Job: Repeat the records below exactly.

Extracted information:
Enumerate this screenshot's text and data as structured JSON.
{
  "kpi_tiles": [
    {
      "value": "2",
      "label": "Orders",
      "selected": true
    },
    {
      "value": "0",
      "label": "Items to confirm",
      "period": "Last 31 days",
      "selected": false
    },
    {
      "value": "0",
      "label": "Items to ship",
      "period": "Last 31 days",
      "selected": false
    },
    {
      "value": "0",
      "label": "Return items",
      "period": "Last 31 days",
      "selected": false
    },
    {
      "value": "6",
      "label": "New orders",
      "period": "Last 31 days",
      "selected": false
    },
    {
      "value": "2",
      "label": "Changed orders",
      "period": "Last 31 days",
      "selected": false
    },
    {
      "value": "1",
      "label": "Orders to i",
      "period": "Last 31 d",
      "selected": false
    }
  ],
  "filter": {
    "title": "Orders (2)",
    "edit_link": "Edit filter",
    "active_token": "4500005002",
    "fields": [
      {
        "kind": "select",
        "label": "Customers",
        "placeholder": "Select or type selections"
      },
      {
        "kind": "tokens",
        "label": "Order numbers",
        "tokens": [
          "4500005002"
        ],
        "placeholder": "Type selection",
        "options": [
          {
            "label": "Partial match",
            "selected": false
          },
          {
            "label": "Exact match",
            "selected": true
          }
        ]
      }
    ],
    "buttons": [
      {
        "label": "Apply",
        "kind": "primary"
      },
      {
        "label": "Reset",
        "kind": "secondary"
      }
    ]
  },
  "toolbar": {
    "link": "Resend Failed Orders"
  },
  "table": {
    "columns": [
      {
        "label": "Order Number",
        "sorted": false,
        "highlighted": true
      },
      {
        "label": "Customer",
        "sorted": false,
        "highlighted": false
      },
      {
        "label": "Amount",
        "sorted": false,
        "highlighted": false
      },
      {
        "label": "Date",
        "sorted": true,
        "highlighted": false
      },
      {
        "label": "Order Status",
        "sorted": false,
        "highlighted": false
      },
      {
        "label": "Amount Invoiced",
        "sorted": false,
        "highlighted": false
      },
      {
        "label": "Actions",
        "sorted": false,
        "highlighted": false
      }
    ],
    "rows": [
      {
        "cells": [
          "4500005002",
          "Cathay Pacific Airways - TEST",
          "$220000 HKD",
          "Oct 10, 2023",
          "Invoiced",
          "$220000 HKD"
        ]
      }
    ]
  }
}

The reply:
Enumerate this screenshot's text and data as structured JSON.
{
  "kpi_tiles": [
    {
      "value": "2",
      "label": "Orders",
      "selected": true
    },
    {
      "value": "0",
      "label": "Items to confirm",
      "period": "Last 31 days",
      "selected": false
    },
    {
      "value": "0",
      "label": "Items to ship",
      "period": "Last 31 days",
      "selected": false
    },
    {
      "value": "0",
      "label": "Return items",
      "period": "Last 31 days",
      "selected": false
    },
    {
      "value": "6",
      "label": "New orders",
      "period": "Last 31 days",
      "selected": false
    },
    {
      "value": "2",
      "label": "Changed orders",
      "period": "Last 31 days",
      "selected": false
    },
    {
      "value": "1",
      "label": "Orders to i",
      "period": "Last 31 d",
      "selected": false
    }
  ],
  "filter": {
    "title": "Orders (2)",
    "edit_link": "Edit filter",
    "active_token": "4500005002",
    "fields": [
      {
        "kind": "select",
        "label": "Customers",
        "placeholder": "Select or type selections"
      },
      {
        "kind": "tokens",
        "label": "Order numbers",
        "tokens": [
          "4500005002"
        ],
        "placeholder": "Type selection",
        "options": [
          {
            "label": "Partial match",
            "selected": false
          },
          {
            "label": "Exact match",
            "selected": true
          }
        ]
      }
    ],
    "buttons": [
      {
        "label": "Apply",
        "kind": "primary"
      },
      {
        "label": "Reset",
        "kind": "secondary"
      }
    ]
  },
  "toolbar": {
    "link": "Resend Failed Orders"
  },
  "table": {
    "columns": [
      {
        "label": "Order Number",
        "sorted": false,
        "highlighted": true
      },
      {
        "label": "Customer",
        "sorted": false,
        "highlighted": false
      },
      {
        "label": "Amount",
        "sorted": false,
        "highlighted": false
      },
      {
        "label": "Date",
        "sorted": true,
        "highlighted": false
      },
      {
        "label": "Order Status",
        "sorted": false,
        "highlighted": false
      },
      {
        "label": "Amount Invoiced",
        "sorted": false,
        "highlighted": false
      },
      {
        "label": "Actions",
        "sorted": false,
        "highlighted": false
      }
    ],
    "rows": [
      {
        "cells": [
          "4500005002",
          "Cathay Pacific Airways - TEST",
          "$220000 HKD",
          "Oct 10, 2023",
          "Invoiced",
          "$220000 HKD"
        ]
      }
    ]
  }
}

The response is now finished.